-- Exercise --
For the material that follows, list every line containing the word "series".

[Rows from a figure dataset]
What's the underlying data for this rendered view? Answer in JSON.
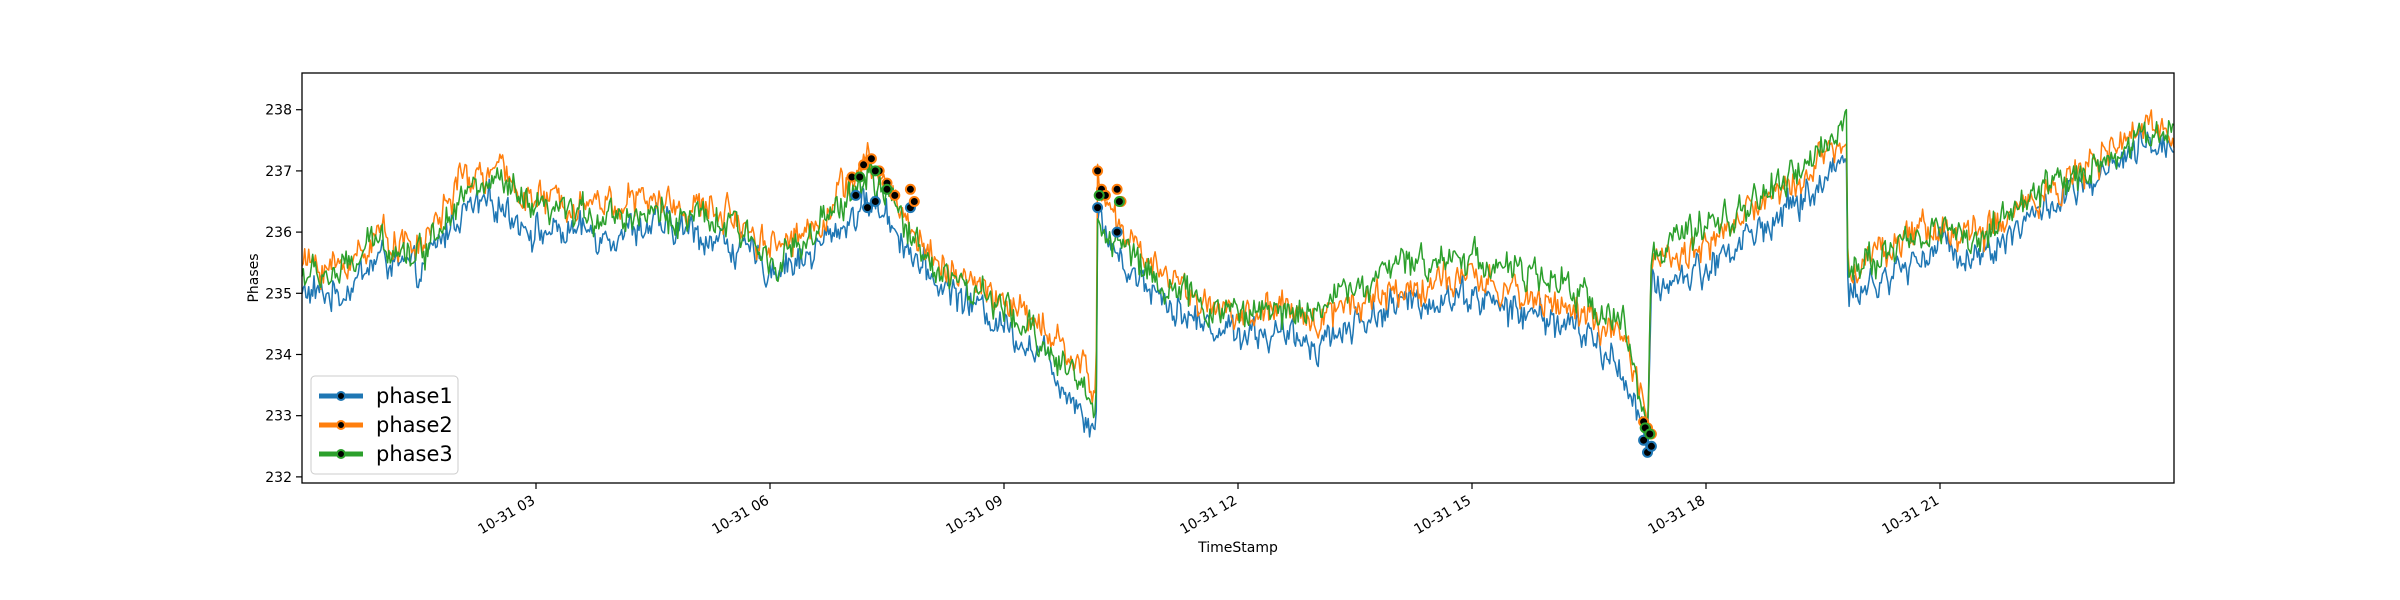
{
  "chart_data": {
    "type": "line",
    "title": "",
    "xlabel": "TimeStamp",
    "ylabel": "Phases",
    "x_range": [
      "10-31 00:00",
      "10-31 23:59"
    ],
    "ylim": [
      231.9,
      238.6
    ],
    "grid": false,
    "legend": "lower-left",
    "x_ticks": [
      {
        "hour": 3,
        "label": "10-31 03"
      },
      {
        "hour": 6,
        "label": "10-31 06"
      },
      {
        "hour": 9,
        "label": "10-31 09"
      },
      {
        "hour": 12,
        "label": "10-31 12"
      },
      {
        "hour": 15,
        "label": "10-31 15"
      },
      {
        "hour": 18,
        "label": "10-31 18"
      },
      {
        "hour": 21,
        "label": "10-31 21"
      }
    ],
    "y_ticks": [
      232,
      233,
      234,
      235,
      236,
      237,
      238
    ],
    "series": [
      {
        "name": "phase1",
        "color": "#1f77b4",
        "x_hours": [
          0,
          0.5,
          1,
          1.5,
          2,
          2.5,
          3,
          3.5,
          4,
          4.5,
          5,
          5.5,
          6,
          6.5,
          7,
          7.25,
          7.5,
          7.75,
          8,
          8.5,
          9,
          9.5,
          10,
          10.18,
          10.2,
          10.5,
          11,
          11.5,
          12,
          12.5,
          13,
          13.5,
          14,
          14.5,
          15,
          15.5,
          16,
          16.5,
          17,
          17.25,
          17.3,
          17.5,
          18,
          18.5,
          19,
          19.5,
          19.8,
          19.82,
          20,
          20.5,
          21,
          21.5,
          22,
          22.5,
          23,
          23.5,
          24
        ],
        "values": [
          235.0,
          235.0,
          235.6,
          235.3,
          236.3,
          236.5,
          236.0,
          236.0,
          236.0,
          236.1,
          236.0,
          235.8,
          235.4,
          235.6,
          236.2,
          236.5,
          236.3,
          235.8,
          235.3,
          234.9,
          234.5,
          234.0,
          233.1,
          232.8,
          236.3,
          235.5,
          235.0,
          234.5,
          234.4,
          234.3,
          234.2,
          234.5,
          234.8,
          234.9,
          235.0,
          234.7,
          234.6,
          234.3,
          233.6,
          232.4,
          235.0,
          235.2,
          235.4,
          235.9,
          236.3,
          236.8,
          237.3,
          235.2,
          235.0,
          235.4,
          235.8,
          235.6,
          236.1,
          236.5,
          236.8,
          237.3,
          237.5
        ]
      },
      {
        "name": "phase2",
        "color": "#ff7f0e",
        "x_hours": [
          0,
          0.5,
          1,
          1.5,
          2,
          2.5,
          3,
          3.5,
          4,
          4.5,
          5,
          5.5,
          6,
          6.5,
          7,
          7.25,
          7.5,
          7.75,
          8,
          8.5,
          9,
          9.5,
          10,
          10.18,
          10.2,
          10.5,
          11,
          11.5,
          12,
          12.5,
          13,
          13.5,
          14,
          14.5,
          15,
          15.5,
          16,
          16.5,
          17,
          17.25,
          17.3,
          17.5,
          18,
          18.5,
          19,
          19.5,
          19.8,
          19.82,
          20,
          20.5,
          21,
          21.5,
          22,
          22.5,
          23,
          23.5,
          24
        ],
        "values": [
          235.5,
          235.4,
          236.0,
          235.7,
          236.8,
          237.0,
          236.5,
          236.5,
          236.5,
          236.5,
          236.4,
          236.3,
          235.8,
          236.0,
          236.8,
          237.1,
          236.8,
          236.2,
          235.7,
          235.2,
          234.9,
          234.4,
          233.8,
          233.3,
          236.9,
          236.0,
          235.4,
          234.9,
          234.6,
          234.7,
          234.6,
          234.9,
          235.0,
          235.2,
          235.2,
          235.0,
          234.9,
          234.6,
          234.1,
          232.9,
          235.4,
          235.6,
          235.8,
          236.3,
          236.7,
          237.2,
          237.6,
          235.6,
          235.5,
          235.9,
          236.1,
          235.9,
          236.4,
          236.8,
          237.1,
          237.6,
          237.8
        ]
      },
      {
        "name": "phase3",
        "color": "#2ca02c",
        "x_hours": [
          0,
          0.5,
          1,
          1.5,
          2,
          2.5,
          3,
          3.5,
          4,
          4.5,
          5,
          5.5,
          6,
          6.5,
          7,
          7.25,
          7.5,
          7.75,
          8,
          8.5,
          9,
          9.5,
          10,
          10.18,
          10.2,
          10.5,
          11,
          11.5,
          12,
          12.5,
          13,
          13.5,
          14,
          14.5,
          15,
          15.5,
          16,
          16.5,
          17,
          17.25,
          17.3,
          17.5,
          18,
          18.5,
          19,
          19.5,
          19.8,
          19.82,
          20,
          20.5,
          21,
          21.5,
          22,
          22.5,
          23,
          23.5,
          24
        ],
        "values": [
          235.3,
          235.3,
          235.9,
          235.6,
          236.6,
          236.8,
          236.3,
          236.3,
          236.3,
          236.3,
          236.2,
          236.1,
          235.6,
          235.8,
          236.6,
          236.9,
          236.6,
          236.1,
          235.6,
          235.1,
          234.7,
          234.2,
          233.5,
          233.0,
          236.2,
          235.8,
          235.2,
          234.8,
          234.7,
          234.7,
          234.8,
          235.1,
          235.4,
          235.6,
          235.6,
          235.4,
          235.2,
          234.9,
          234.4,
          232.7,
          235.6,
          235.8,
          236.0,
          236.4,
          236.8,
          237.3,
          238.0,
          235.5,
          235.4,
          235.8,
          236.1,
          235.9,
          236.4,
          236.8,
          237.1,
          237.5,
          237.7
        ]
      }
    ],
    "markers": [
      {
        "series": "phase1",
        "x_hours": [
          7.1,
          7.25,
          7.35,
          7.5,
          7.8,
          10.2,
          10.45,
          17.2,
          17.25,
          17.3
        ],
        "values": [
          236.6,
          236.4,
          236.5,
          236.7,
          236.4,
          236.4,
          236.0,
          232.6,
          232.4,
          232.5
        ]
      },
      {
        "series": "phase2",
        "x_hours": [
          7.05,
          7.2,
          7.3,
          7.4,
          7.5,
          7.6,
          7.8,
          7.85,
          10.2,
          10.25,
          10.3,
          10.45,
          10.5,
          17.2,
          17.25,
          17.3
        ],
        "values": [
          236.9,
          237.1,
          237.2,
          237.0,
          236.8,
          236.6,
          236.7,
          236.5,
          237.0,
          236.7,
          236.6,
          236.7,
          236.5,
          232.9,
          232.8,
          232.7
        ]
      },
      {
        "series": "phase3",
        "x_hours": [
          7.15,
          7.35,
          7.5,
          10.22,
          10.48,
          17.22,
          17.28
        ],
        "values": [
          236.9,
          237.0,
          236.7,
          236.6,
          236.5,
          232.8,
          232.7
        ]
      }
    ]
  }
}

-- Task result --
    "series": [
        "series": "phase1",
        "series": "phase2",
        "series": "phase3",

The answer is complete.